Passage given
After three teams passed him by even though he had the makings of a first overall NHL draft pick, Seth Jones now has the potential to prove himself a steal for the Nashville Predators. While the Colorado Avalanche, Florida Panthers and Tampa Bay Lightning all opted for offense two months ago, the Preds made him the highest pick among defensemen with the fourth overall selection.
Selection order aside, Jones is advancing his professional career with as little hesitation as possible. In addition to signing his entry-level deal, he accepted an invitation to Team USA’s Olympic Orientation Camp, making him one of a handful of 2014 roster candidates who have yet to play an NHL game.
In terms of excitement, making the final cut and garnering a passport to Sochi, Russia, would be syrup and whipped cream on Jones’ rookie sundae. Nashville management has noticeably spent its summer clearing roster space to ensure that the point-patrolling prodigy is with the club this autumn.
Those efforts are easy to understand since Jones does not have much, if anything, left to prove in the amateur ranks. He was nearly a point-per-gamer with the Portland Winterhawks and the United States World Junior team, and he should blossom into an effective defender of his own zone as he fills out his 6'4" frame.
Per Elite Prospects, he will also offer plenty in the other zones with “excellent mobility…puck-handling and a very dangerous slap shot.”
Jones leads off a list of 20 defensemen who by 2020 can all be bona fide NHL elites at their position. Here are the other 19 in alphabetical order.
Despite spending the majority of 2012-13 with the last place Ottawa 67s, Cody Ceci finished second among Ontario Hockey League defensemen with 19 goals and 64 points. That included 40 points in 42 appearances with the 67s, who effectively forced him to endure the only “minus” campaign in his four-year major junior career so far.
That season was briefly interrupted when he practiced with the Ottawa Senators during the week leading up to the belated NHL season.
Termed “a potentially complete package” by Hockey’s Future and an all-around defenseman who can impact both sides of the special teams’ spectrum, Ceci can keep testing his offense and refining his defense at lower levels for another year or two. Four of Ottawa’s seven NHL-rostered blueliners are 25 years of age or younger at the moment.
At the same time, for the immediate future, Ceci is an integral part of keeping the Sens’ revolving door churning through the pipeline.
At 5'11" and unlikely to reach 200 pounds at any point, Adam Clendening is anything but imposing. However, for everything he lacks in size, he makes up for with a radiant threat from his perch on the point when his team is in the attacking zone.

Data section
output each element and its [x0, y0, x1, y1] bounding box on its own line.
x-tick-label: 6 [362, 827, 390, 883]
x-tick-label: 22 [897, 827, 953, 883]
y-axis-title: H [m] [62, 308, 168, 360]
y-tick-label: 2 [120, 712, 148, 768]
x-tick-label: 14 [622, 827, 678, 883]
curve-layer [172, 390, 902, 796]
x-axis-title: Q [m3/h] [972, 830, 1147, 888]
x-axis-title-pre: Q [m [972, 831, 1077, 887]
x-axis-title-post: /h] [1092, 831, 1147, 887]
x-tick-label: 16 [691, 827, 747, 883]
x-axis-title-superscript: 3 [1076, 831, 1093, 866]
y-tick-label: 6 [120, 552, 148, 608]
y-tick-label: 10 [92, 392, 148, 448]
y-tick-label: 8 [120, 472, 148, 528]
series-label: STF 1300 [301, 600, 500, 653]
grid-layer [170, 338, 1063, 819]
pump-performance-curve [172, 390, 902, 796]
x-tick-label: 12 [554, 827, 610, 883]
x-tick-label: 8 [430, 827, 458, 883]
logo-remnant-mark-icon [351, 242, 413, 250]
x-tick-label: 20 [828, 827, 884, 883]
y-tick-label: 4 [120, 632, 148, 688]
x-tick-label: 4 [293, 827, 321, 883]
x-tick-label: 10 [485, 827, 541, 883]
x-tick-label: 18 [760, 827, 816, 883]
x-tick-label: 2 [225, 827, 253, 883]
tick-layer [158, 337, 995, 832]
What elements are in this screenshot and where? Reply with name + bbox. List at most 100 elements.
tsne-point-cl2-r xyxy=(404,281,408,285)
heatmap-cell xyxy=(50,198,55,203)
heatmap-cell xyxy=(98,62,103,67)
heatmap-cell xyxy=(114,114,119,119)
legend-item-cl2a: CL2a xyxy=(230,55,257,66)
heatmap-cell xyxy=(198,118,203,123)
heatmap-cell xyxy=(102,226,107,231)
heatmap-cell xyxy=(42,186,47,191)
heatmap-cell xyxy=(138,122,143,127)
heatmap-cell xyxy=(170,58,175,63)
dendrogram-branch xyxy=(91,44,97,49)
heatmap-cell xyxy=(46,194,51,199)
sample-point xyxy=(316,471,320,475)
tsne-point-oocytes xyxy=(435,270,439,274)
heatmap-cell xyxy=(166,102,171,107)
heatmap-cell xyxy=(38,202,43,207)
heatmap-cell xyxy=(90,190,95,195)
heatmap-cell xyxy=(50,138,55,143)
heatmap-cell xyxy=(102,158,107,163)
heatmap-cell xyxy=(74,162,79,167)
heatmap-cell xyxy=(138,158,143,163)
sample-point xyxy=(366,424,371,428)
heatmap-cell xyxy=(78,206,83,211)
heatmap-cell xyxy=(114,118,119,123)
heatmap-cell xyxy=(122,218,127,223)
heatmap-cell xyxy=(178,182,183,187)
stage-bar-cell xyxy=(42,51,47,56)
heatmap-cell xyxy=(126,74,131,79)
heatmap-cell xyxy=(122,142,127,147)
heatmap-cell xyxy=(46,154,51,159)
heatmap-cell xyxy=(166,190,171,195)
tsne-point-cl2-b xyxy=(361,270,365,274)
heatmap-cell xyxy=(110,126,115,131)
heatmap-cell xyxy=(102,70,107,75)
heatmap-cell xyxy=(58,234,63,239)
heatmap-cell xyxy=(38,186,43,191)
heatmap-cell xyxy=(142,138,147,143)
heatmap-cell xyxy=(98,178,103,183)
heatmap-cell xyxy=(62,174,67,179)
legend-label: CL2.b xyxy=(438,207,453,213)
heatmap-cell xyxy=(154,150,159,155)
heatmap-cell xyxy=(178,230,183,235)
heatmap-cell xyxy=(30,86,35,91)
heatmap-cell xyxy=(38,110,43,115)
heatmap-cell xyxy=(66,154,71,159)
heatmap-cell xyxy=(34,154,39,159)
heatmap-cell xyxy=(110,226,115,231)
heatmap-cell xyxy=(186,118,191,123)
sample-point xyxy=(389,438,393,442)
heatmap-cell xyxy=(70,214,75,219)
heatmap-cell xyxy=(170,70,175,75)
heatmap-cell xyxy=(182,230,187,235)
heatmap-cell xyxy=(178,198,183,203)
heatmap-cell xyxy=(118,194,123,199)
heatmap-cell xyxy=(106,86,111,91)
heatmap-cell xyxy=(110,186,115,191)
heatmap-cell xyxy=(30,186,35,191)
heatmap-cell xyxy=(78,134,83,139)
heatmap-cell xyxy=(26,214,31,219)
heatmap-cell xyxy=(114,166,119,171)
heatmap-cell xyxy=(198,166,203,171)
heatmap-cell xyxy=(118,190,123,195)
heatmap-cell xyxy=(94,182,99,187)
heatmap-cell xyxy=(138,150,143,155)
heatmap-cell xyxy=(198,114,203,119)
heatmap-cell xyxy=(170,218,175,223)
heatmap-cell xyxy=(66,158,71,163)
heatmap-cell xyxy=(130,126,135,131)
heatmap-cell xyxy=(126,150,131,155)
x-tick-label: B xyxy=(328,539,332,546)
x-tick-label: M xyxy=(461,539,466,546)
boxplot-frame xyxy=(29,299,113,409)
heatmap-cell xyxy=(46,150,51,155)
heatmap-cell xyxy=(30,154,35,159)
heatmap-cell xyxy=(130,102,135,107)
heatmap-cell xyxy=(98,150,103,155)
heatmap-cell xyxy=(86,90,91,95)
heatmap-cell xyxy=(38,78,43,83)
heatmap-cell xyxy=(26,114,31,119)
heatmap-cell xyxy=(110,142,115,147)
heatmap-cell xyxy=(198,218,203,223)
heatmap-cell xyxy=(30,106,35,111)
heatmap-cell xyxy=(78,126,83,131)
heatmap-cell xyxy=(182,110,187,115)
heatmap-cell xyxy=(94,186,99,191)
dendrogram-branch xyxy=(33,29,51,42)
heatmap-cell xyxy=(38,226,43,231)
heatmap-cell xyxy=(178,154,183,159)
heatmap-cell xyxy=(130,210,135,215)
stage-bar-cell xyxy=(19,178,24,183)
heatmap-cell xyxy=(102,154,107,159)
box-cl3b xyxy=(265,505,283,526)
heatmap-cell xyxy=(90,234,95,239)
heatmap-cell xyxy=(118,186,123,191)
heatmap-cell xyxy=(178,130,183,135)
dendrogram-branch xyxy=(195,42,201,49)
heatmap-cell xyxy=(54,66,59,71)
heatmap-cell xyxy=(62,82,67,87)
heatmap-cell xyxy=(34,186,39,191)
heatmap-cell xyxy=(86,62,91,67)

Goals
a) Set down the passage on young NHL defensemen word for word, starting at "Despite spending the" and ending at "belated NHL season.".
b) Resume the passage on young NHL defensemen, picking up directly after its final sentence.

Results for the exercise
a)
Despite spending the majority of 2012-13 with the last place Ottawa 67s, Cody Ceci finished second among Ontario Hockey League defensemen with 19 goals and 64 points. That included 40 points in 42 appearances with the 67s, who effectively forced him to endure the only “minus” campaign in his four-year major junior career so far.
That season was briefly interrupted when he practiced with the Ottawa Senators during the week leading up to the belated NHL season.

b)
In that regard, he achieved no small feat as he seamlessly transitioned from Boston University to the AHL. Upon turning pro when he was 19, he posted a 9-37-46 scoring log in 73 games and went to the 2013 AHL All-Star Classic as a Rockford rookie.
Chicago’s second-round draft pick in 2011, Clendening should get his chance to start a somewhat long process of gradually elevating to the foremost frontier this season. Blackhawks amateur scout Mark Kelley indicated as much to NHL.com, and it will make sense considering the short, celebratory summer the established blue-line corps has had.
Although he has already seen action in 11 regular season and two playoff games with Detroit, Danny DeKeyser still has the right to bear the prospect label as he has yet to embark on his first full professional season.
Coming out of the collegiate ranks means potentially needing a little more minor league seasoning to acclimate to the more game-heavy professional itinerary. Other than that, the skill set is unmistakably there and poised for cultivation.
As a sophomore and junior at Western Michigan, DeKeyser won back-to-back Best Defensive Defenseman accolades from the CCHA. That kind of transcript covers what matters most at this position, but The Hockey News adds that he also has the makings of “an excellent puck-moving defenseman with great mobility.”
Less than three months after signing out of school and getting an early glimpse of NHL action, he joined the Grand Rapids Griffins for their six-game, Calder Cup championship victory.
Although he saw no extramural action, Matt Dumba made enough of an impression in his first post-draft year to skate with the Minnesota Wild in January and again after his Western League season concluded.
To underscore the unripe Dumba’s compete level, Wild assistant general manager Brent Flahr told Michael Russo of the Minneapolis Star-Tribune, “I don’t think you’re going to corner him out. He’s a dynamic kid the way he plays the game. We’re not putting any pressure on him, but if you ask him, I’m sure he’s coming to camp to make the team.”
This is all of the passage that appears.